Saved data entries
==============================

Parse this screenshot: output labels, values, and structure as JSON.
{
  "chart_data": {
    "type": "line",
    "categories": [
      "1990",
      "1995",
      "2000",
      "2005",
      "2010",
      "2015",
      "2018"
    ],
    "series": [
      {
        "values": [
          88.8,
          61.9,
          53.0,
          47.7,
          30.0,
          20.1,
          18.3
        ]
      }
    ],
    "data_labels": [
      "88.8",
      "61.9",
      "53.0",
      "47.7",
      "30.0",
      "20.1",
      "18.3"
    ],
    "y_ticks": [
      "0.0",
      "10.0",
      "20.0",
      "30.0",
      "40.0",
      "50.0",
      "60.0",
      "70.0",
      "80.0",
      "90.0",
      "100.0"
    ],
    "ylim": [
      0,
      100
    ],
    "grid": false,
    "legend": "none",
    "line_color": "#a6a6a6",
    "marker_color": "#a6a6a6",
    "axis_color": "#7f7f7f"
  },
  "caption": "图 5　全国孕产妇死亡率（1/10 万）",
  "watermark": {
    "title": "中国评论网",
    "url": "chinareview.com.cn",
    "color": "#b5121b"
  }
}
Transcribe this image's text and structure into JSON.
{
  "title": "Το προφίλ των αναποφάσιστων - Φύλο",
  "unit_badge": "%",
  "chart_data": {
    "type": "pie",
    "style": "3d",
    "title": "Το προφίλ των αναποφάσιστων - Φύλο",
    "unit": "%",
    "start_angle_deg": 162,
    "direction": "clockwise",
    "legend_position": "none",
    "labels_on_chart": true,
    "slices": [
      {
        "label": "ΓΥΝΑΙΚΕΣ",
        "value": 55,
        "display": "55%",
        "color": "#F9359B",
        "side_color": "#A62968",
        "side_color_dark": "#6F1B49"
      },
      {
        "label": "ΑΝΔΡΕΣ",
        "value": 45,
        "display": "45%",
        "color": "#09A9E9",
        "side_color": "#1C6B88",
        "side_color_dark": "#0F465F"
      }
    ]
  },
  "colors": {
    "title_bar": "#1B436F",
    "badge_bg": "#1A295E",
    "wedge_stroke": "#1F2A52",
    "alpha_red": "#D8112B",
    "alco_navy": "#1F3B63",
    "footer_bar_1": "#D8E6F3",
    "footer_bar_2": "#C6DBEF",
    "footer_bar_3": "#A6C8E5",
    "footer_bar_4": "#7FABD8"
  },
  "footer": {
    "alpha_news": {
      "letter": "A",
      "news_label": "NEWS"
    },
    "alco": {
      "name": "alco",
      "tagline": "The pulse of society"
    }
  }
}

==============================

From the records above, extract each line exactly as shown.

Parse this screenshot: output labels, values, and structure as JSON.
{
  "chart_data": {
    "type": "line",
    "categories": [
      "1990",
      "1995",
      "2000",
      "2005",
      "2010",
      "2015",
      "2018"
    ],
    "series": [
      {
        "values": [
          88.8,
          61.9,
          53.0,
          47.7,
          30.0,
          20.1,
          18.3
        ]
      }
    ],
    "data_labels": [
      "88.8",
      "61.9",
      "53.0",
      "47.7",
      "30.0",
      "20.1",
      "18.3"
    ],
    "y_ticks": [
      "0.0",
      "10.0",
      "20.0",
      "30.0",
      "40.0",
      "50.0",
      "60.0",
      "70.0",
      "80.0",
      "90.0",
      "100.0"
    ],
    "ylim": [
      0,
      100
    ],
    "grid": false,
    "legend": "none",
    "line_color": "#a6a6a6",
    "marker_color": "#a6a6a6",
    "axis_color": "#7f7f7f"
  },
  "caption": "图 5　全国孕产妇死亡率（1/10 万）",
  "watermark": {
    "title": "中国评论网",
    "url": "chinareview.com.cn",
    "color": "#b5121b"
  }
}
Transcribe this image's text and structure into JSON.
{
  "title": "Το προφίλ των αναποφάσιστων - Φύλο",
  "unit_badge": "%",
  "chart_data": {
    "type": "pie",
    "style": "3d",
    "title": "Το προφίλ των αναποφάσιστων - Φύλο",
    "unit": "%",
    "start_angle_deg": 162,
    "direction": "clockwise",
    "legend_position": "none",
    "labels_on_chart": true,
    "slices": [
      {
        "label": "ΓΥΝΑΙΚΕΣ",
        "value": 55,
        "display": "55%",
        "color": "#F9359B",
        "side_color": "#A62968",
        "side_color_dark": "#6F1B49"
      },
      {
        "label": "ΑΝΔΡΕΣ",
        "value": 45,
        "display": "45%",
        "color": "#09A9E9",
        "side_color": "#1C6B88",
        "side_color_dark": "#0F465F"
      }
    ]
  },
  "colors": {
    "title_bar": "#1B436F",
    "badge_bg": "#1A295E",
    "wedge_stroke": "#1F2A52",
    "alpha_red": "#D8112B",
    "alco_navy": "#1F3B63",
    "footer_bar_1": "#D8E6F3",
    "footer_bar_2": "#C6DBEF",
    "footer_bar_3": "#A6C8E5",
    "footer_bar_4": "#7FABD8"
  },
  "footer": {
    "alpha_news": {
      "letter": "A",
      "news_label": "NEWS"
    },
    "alco": {
      "name": "alco",
      "tagline": "The pulse of society"
    }
  }
}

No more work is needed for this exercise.